▶ _Required task_
What lines of the data hold the string "title"? Pull each one out.

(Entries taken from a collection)
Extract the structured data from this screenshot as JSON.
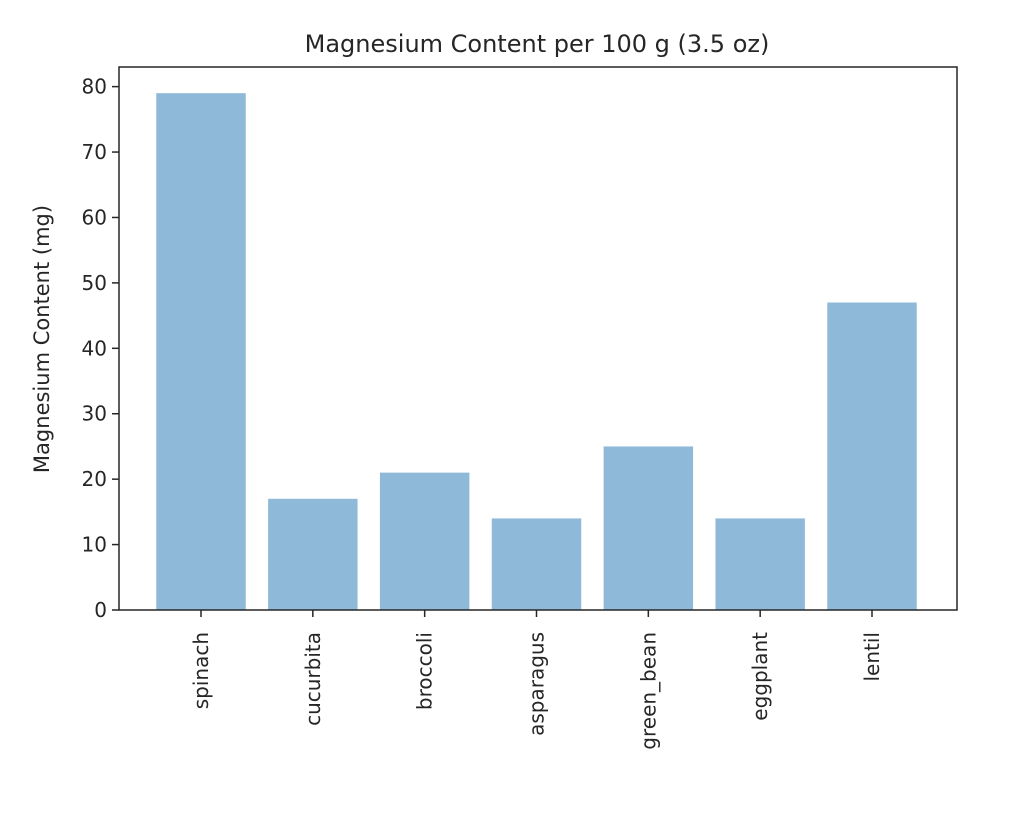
{
  "chart_data": {
    "type": "bar",
    "title": "Magnesium Content per 100 g (3.5 oz)",
    "xlabel": "",
    "ylabel": "Magnesium Content (mg)",
    "categories": [
      "spinach",
      "cucurbita",
      "broccoli",
      "asparagus",
      "green_bean",
      "eggplant",
      "lentil"
    ],
    "values": [
      79,
      17,
      21,
      14,
      25,
      14,
      47
    ],
    "ylim": [
      0,
      83
    ],
    "yticks": [
      0,
      10,
      20,
      30,
      40,
      50,
      60,
      70,
      80
    ],
    "grid": false,
    "legend": "none",
    "bar_color": "#8fb9d9",
    "axis_color": "#262626"
  }
}
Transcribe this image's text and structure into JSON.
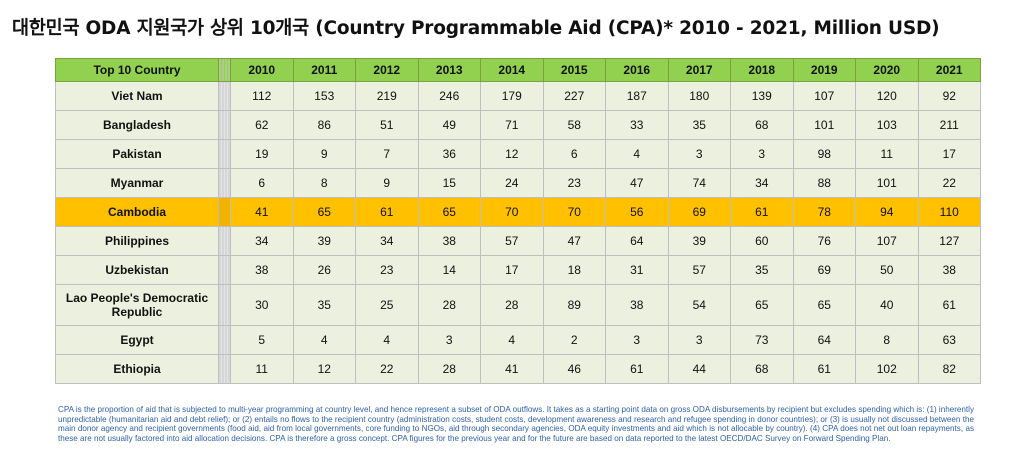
{
  "chart_data": {
    "type": "table",
    "title": "대한민국 ODA 지원국가 상위 10개국 (Country Programmable Aid (CPA)* 2010 - 2021, Million USD)",
    "header_label": "Top 10 Country",
    "years": [
      "2010",
      "2011",
      "2012",
      "2013",
      "2014",
      "2015",
      "2016",
      "2017",
      "2018",
      "2019",
      "2020",
      "2021"
    ],
    "rows": [
      {
        "country": "Viet Nam",
        "values": [
          112,
          153,
          219,
          246,
          179,
          227,
          187,
          180,
          139,
          107,
          120,
          92
        ]
      },
      {
        "country": "Bangladesh",
        "values": [
          62,
          86,
          51,
          49,
          71,
          58,
          33,
          35,
          68,
          101,
          103,
          211
        ]
      },
      {
        "country": "Pakistan",
        "values": [
          19,
          9,
          7,
          36,
          12,
          6,
          4,
          3,
          3,
          98,
          11,
          17
        ]
      },
      {
        "country": "Myanmar",
        "values": [
          6,
          8,
          9,
          15,
          24,
          23,
          47,
          74,
          34,
          88,
          101,
          22
        ]
      },
      {
        "country": "Cambodia",
        "values": [
          41,
          65,
          61,
          65,
          70,
          70,
          56,
          69,
          61,
          78,
          94,
          110
        ]
      },
      {
        "country": "Philippines",
        "values": [
          34,
          39,
          34,
          38,
          57,
          47,
          64,
          39,
          60,
          76,
          107,
          127
        ]
      },
      {
        "country": "Uzbekistan",
        "values": [
          38,
          26,
          23,
          14,
          17,
          18,
          31,
          57,
          35,
          69,
          50,
          38
        ]
      },
      {
        "country": "Lao People's Democratic Republic",
        "values": [
          30,
          35,
          25,
          28,
          28,
          89,
          38,
          54,
          65,
          65,
          40,
          61
        ]
      },
      {
        "country": "Egypt",
        "values": [
          5,
          4,
          4,
          3,
          4,
          2,
          3,
          3,
          73,
          64,
          8,
          63
        ]
      },
      {
        "country": "Ethiopia",
        "values": [
          11,
          12,
          22,
          28,
          41,
          46,
          61,
          44,
          68,
          61,
          102,
          82
        ]
      }
    ],
    "highlight_country": "Cambodia",
    "footnote": "CPA is the proportion of aid that is subjected to multi-year programming at country level, and hence represent a subset of ODA outflows. It takes as a starting point data on gross ODA disbursements by recipient but excludes spending which is: (1) inherently unpredictable (humanitarian aid and debt relief); or (2) entails no flows to the recipient country (administration costs, student costs, development awareness and research and refugee spending in donor countries); or (3) is usually not discussed between the main donor agency and recipient governments (food aid, aid from local governments, core funding to NGOs, aid through secondary agencies, ODA equity investments and aid which is not allocable by country). (4) CPA does not net out loan repayments, as these are not usually factored into aid allocation decisions. CPA is therefore a gross concept. CPA figures for the previous year and for the future are based on data reported to the latest OECD/DAC Survey on Forward Spending Plan.",
    "colors": {
      "header": "#92d050",
      "row": "#ebf1de",
      "highlight": "#ffc000",
      "footnote": "#2e5fa8"
    }
  }
}
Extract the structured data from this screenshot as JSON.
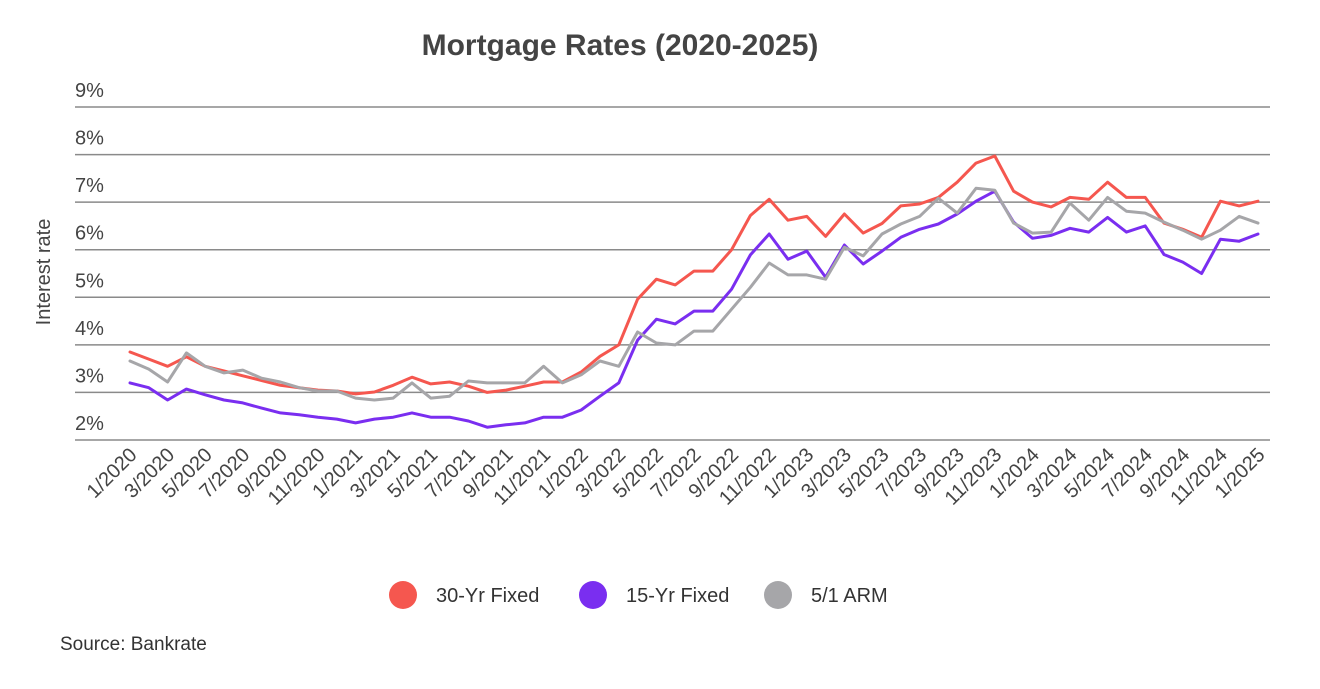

▶ _Solution_
    "title": "Magnesium Content per 100 g (3.5 oz)",
    "title": "대한민국 ODA 지원국가 상위 10개국 (Country Programmable Aid (CPA)* 2010 - 2021, Million USD)",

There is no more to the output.